▸ **THE TASK**:
Work out how many lines of the data hold the string "this", and reply with that number alone.

▸ **DATA SHOWN**:
(begin)

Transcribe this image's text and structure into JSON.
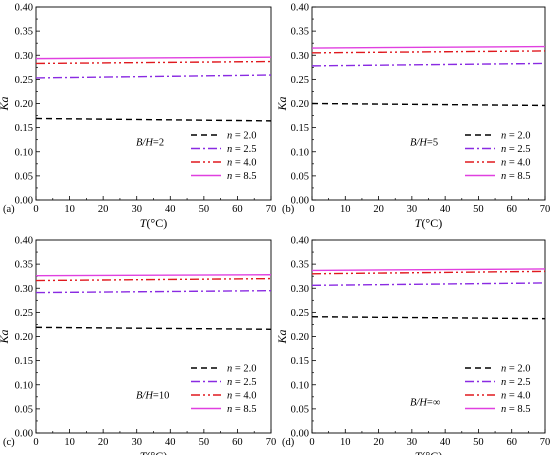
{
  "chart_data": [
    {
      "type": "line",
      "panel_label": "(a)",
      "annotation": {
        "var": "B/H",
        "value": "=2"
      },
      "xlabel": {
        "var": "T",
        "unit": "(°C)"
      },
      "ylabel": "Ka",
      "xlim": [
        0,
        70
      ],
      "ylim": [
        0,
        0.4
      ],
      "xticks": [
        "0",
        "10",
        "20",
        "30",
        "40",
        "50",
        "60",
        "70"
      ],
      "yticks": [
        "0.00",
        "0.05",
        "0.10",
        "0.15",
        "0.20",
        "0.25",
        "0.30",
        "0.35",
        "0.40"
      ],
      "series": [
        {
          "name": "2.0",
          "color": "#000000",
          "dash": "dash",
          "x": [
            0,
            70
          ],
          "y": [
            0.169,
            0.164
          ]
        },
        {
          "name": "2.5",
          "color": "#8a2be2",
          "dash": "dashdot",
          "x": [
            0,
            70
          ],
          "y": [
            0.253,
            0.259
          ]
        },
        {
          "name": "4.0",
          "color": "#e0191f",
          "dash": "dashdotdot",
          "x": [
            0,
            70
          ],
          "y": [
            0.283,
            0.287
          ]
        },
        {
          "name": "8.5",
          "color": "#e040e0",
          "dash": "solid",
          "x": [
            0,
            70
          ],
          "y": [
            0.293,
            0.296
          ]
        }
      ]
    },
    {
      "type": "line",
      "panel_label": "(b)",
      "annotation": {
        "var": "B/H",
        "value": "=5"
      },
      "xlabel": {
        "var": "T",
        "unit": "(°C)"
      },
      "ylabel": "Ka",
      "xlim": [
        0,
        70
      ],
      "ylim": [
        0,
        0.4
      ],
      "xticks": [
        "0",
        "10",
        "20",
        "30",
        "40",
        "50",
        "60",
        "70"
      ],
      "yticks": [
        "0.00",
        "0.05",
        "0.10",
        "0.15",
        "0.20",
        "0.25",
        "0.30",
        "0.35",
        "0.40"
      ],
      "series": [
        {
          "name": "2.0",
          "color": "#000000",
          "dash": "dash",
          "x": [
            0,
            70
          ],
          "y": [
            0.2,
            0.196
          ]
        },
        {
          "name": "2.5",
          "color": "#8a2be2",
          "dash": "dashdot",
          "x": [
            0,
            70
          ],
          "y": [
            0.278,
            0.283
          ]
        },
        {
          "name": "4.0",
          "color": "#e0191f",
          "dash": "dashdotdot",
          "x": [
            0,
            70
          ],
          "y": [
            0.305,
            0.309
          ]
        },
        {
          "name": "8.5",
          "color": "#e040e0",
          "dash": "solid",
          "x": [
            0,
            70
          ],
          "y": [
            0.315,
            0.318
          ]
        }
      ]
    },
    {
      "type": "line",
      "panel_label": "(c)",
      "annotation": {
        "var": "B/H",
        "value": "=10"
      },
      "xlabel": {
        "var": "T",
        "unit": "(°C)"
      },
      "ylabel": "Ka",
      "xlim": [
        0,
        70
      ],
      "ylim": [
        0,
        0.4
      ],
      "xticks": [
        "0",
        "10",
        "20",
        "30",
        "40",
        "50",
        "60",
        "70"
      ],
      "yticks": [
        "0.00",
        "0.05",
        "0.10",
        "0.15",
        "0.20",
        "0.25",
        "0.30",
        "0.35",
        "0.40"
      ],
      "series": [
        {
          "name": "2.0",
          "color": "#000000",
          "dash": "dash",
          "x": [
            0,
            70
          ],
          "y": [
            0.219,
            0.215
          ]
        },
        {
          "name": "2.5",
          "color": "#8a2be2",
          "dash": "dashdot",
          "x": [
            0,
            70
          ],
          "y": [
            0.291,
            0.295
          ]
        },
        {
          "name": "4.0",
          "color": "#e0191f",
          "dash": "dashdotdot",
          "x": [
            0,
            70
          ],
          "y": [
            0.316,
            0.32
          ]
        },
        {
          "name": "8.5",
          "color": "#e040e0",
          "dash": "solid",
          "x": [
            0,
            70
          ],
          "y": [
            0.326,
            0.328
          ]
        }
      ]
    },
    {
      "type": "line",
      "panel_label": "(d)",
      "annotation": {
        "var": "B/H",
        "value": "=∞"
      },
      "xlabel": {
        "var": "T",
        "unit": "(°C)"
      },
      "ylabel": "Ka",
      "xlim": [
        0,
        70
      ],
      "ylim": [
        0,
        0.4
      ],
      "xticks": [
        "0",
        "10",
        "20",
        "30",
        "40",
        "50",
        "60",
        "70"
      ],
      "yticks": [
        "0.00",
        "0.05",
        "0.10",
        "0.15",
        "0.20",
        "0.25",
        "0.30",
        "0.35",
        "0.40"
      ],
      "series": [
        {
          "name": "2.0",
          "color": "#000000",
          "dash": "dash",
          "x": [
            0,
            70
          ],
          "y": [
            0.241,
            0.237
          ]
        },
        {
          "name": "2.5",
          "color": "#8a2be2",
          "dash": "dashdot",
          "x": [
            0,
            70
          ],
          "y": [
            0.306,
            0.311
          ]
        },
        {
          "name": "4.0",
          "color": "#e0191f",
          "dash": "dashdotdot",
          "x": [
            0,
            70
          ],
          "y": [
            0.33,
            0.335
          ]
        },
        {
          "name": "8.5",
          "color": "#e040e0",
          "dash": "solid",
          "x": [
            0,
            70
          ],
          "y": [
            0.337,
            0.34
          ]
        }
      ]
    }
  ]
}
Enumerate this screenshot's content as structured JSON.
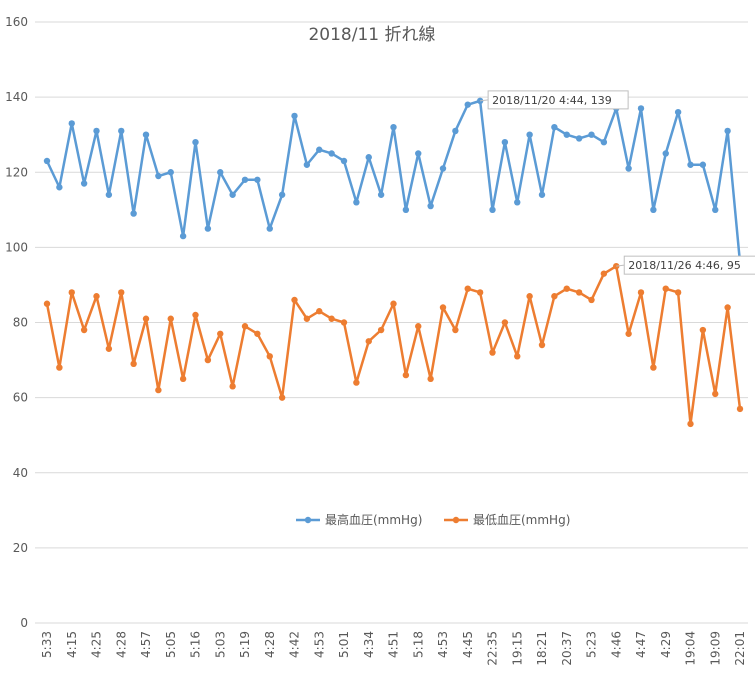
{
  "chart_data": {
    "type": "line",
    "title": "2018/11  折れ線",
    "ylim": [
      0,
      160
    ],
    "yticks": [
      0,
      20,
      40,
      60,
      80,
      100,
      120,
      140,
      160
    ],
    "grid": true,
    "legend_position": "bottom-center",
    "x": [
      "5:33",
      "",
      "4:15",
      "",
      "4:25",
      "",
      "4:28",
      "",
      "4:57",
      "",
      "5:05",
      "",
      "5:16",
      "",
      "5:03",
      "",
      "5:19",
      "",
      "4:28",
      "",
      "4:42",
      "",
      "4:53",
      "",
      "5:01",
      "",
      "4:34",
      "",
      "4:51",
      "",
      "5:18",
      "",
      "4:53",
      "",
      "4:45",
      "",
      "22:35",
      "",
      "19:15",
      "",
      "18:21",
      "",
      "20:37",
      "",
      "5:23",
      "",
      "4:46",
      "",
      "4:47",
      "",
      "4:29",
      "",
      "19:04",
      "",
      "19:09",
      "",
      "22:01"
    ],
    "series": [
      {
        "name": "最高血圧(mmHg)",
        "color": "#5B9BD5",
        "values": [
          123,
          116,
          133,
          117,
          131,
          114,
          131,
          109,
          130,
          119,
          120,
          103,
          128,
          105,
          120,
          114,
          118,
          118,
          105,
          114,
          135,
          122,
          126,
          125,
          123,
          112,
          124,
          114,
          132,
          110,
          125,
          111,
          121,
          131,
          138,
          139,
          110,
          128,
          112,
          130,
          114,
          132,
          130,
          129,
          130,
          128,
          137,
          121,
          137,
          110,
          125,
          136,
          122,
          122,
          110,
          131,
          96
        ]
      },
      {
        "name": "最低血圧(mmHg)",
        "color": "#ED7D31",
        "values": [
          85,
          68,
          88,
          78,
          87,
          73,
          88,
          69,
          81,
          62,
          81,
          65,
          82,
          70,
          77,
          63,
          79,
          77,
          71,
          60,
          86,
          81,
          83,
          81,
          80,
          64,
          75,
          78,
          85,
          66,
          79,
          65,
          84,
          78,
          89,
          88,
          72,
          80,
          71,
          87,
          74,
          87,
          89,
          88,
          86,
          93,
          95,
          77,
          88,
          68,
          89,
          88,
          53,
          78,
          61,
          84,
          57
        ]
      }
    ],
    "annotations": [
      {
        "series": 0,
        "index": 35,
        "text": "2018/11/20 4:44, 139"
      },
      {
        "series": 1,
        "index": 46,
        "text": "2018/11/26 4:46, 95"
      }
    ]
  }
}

(end)

▸ **CORRECT RESULT**:
2